Tested-by: K Prateek Nayak <kprateek.nayak@....com>

I'll keep a lookout for future versions.

> ---
> 
> Not sure what the XXX above place_entity() is for, maybe it can go away?
> 
> Based on tip/sched/core.
> 
>  kernel/sched/fair.c | 14 ++------------
>  1 file changed, 2 insertions(+), 12 deletions(-)
> 
> diff --git a/kernel/sched/fair.c b/kernel/sched/fair.c
> index 04fbcbda97d5f..db2ca9bf9cc49 100644
> --- a/kernel/sched/fair.c
> +++ b/kernel/sched/fair.c
> @@ -5047,15 +5047,6 @@ static inline bool cfs_bandwidth_used(void);
>  static void
>  enqueue_entity(struct cfs_rq *cfs_rq, struct sched_entity *se, int flags)

[Item position entries]
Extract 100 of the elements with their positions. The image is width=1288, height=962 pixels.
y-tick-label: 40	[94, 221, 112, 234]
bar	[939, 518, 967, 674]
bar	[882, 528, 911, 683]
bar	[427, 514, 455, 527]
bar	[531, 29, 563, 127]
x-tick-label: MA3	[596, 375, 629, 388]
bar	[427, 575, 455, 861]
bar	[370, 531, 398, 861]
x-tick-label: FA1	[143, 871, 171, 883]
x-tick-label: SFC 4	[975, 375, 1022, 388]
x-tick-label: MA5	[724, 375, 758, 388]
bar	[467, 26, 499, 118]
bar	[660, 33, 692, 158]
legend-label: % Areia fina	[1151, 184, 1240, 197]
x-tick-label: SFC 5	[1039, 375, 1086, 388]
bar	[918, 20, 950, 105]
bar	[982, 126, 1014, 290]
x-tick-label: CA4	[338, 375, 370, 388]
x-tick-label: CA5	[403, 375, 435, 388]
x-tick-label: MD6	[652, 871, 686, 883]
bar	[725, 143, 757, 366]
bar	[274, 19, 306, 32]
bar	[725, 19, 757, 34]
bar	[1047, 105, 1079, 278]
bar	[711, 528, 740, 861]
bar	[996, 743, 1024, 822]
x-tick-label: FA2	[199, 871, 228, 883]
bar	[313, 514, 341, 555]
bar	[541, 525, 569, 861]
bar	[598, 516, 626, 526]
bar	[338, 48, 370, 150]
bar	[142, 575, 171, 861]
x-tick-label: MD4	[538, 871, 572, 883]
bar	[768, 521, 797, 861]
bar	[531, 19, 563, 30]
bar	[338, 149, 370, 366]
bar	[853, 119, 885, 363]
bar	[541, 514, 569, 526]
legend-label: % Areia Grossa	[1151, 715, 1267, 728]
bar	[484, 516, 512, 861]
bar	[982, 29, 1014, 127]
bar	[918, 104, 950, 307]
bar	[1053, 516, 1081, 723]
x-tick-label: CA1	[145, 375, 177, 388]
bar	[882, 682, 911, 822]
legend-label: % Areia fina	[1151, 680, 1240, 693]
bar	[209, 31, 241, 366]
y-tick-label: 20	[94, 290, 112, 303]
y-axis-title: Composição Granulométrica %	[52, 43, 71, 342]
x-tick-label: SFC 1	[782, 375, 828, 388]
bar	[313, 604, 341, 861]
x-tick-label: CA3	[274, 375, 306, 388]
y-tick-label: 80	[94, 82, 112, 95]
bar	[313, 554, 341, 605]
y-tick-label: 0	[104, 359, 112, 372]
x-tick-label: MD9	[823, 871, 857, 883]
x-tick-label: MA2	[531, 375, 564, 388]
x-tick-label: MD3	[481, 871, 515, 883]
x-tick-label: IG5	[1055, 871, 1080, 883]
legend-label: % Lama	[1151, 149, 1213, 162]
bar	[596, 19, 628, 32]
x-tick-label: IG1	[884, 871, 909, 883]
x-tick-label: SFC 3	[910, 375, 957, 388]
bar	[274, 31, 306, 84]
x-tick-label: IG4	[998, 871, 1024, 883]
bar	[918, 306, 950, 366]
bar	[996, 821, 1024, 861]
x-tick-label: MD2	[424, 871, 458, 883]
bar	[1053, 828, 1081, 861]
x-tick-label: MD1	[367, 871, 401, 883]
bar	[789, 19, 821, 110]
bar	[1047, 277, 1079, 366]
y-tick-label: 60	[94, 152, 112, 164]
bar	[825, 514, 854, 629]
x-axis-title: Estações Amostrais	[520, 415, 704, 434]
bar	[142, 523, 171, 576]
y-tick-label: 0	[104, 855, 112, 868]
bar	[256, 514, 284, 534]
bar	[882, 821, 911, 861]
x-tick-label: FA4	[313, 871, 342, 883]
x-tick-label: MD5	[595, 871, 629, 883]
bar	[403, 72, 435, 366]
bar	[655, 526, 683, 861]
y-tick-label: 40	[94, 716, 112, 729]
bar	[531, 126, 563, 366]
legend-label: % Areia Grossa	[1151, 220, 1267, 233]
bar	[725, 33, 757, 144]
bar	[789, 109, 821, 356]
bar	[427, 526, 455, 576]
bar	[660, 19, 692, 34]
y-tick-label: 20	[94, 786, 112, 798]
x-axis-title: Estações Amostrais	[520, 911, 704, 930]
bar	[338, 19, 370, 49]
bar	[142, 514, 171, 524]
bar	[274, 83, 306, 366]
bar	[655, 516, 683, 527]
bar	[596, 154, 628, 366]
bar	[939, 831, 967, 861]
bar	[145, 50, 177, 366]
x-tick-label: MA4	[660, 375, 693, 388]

* **STATED PROBLEM**:
In the scheduler patch reply, which tree is the patch based on? Rely only on the scheduler patch reply.

* **THE SOLUTION**:
tip/sched/core